TASK INSTRUCTIONS: Count how many lines contain the word "used". Respond with the number alone.
## BEGIN DATA IN THIS EXERCISE
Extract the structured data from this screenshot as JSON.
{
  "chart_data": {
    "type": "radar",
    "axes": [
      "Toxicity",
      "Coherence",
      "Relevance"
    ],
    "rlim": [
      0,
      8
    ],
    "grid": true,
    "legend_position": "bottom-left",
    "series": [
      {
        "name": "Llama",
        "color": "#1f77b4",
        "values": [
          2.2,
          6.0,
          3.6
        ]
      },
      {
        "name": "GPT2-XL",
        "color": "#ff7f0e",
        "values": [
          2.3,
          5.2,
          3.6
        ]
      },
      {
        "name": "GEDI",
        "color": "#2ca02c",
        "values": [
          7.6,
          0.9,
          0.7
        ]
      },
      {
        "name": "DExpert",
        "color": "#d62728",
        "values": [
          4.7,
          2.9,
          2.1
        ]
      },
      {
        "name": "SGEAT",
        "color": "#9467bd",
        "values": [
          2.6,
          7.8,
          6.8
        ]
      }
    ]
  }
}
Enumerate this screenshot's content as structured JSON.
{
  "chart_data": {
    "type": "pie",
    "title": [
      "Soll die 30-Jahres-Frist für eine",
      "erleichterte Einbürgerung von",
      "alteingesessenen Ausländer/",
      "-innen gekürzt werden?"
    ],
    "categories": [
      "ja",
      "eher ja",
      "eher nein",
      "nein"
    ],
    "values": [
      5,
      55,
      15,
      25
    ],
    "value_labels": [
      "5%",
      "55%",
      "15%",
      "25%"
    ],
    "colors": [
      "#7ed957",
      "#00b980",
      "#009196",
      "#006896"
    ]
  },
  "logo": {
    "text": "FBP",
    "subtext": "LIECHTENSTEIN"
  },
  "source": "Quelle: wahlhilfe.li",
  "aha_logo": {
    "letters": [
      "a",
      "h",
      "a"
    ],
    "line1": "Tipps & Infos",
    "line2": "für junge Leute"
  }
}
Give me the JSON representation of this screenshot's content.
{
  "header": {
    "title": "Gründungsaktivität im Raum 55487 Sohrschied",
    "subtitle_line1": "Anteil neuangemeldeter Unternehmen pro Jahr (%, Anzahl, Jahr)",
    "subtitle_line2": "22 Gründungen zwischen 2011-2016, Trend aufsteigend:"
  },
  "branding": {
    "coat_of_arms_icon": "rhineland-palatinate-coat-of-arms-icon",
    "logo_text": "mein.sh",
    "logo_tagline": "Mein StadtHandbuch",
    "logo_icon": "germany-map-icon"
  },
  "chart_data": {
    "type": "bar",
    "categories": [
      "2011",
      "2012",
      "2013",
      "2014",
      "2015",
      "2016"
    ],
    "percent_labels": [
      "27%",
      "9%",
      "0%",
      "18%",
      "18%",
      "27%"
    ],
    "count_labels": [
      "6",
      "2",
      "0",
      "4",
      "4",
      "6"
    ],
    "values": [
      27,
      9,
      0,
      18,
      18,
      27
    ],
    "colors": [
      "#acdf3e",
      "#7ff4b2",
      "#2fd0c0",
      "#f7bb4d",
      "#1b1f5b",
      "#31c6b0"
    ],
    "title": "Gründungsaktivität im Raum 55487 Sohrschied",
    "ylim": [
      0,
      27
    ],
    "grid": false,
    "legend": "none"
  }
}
## END DATA IN THIS EXERCISE
## BEGIN DATA IN THIS EXERCISE
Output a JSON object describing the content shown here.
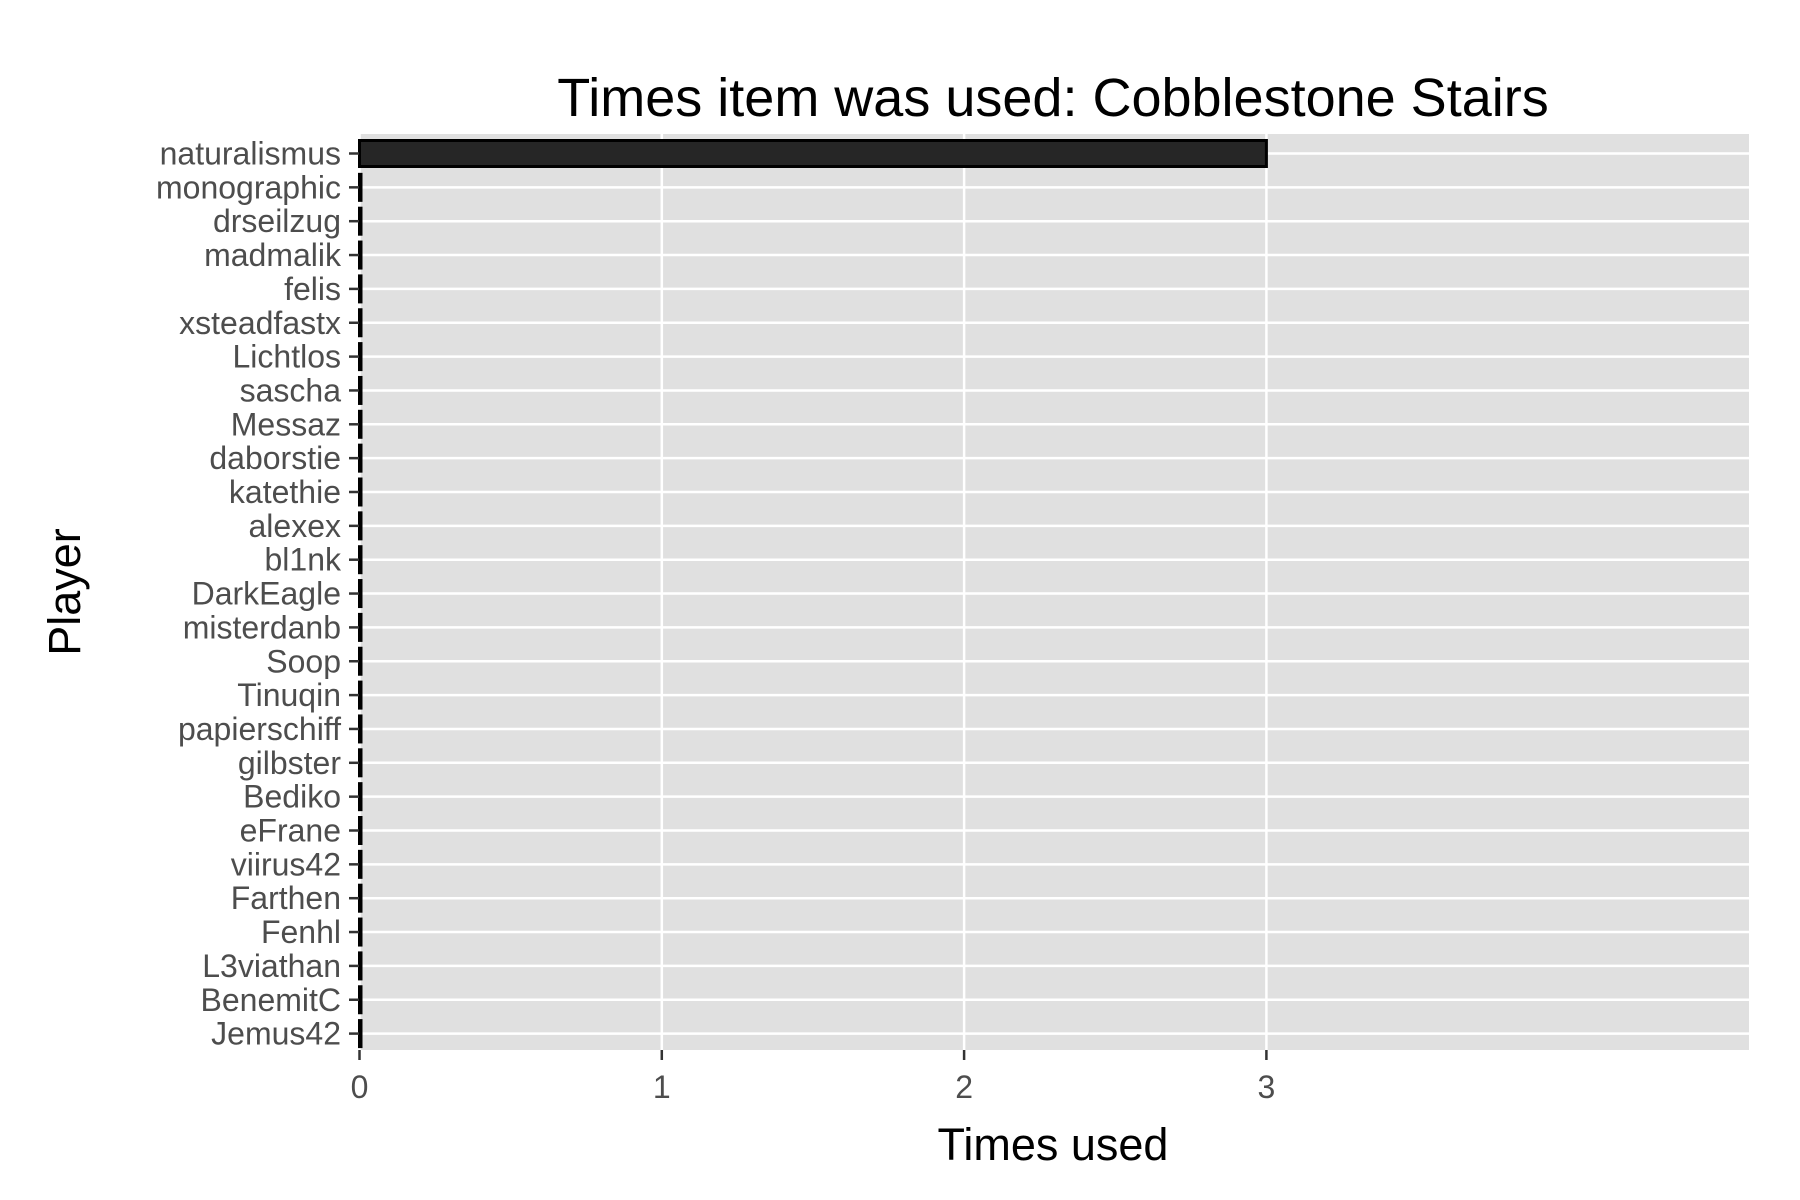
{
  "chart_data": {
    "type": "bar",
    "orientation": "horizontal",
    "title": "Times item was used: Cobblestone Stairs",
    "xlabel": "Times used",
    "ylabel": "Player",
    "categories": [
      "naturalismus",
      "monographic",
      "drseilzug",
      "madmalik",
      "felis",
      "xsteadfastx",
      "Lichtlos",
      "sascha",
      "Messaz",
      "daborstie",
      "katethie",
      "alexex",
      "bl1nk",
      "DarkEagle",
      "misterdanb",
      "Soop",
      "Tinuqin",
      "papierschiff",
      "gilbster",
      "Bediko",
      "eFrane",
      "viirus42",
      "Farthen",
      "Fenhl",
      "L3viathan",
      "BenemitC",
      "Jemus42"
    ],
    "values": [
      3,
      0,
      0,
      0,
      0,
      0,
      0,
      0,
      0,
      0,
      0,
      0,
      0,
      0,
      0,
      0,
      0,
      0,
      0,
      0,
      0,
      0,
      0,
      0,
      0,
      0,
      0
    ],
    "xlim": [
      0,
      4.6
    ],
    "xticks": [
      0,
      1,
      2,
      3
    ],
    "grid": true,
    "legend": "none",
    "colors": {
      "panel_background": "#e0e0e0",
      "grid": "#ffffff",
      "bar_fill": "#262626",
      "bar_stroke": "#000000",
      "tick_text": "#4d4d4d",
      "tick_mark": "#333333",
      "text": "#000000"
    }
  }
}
## END DATA IN THIS EXERCISE
## BEGIN DATA IN THIS EXERCISE
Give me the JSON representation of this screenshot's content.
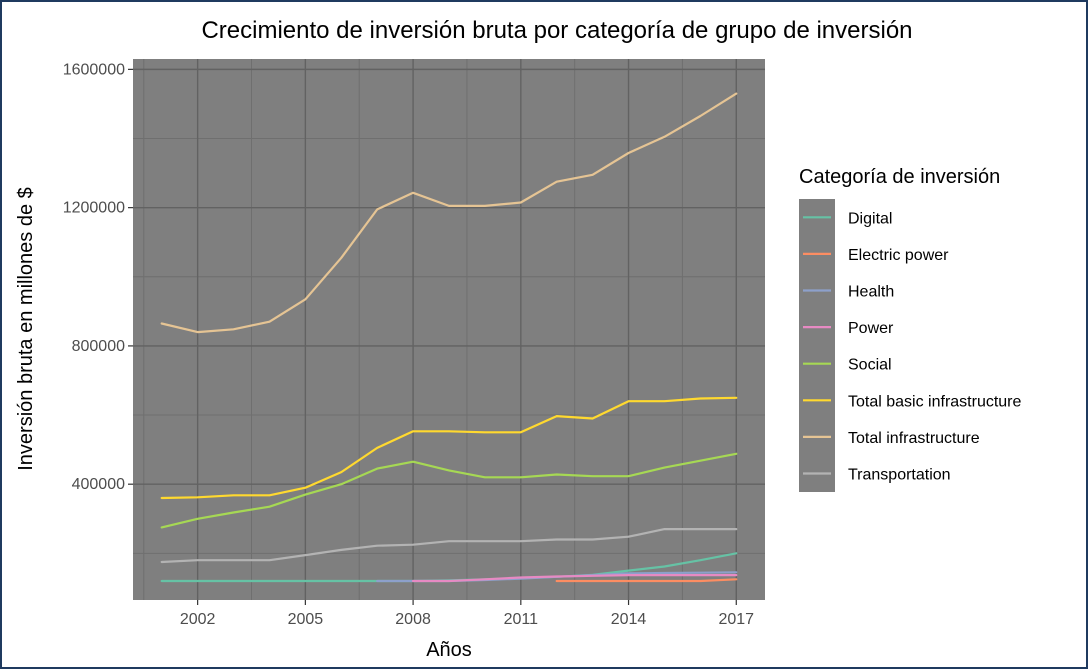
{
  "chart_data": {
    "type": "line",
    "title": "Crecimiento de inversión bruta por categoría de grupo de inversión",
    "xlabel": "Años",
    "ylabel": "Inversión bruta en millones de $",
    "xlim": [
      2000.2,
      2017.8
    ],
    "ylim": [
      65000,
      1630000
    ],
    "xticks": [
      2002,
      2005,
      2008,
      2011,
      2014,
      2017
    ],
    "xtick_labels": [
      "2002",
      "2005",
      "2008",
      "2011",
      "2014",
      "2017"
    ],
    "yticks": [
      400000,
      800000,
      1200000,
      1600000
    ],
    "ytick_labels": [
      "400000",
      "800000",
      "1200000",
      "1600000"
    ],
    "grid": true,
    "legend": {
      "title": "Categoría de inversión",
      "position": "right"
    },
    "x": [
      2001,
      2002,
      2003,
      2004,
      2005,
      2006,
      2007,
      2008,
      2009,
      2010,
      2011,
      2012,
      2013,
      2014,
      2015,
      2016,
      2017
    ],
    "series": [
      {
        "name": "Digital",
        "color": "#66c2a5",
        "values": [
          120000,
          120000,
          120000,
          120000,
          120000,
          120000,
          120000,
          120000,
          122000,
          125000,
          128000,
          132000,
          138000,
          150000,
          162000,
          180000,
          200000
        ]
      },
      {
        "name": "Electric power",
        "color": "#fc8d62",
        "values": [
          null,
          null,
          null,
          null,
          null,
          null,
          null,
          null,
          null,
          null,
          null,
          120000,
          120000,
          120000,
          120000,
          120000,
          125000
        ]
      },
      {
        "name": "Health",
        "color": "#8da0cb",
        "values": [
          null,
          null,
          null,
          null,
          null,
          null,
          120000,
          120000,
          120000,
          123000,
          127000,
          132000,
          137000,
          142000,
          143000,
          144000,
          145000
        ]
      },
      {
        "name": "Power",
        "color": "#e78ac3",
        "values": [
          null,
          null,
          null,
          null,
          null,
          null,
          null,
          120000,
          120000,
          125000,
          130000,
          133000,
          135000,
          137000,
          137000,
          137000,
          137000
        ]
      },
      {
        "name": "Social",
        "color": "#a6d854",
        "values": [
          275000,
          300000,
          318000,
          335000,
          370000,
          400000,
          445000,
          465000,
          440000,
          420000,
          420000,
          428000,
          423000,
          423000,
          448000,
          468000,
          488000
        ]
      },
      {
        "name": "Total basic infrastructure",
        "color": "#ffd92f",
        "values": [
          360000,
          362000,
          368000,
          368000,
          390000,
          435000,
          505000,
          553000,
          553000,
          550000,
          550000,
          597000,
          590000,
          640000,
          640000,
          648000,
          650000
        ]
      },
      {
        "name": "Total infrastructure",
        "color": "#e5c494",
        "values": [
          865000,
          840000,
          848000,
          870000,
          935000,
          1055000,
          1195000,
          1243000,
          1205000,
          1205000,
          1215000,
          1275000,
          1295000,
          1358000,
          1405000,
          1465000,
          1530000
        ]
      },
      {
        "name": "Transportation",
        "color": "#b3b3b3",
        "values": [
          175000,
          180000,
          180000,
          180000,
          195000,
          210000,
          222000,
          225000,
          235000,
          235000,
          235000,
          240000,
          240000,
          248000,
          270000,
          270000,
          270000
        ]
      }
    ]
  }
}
## END DATA IN THIS EXERCISE
EXERCISE SOLUTION: 2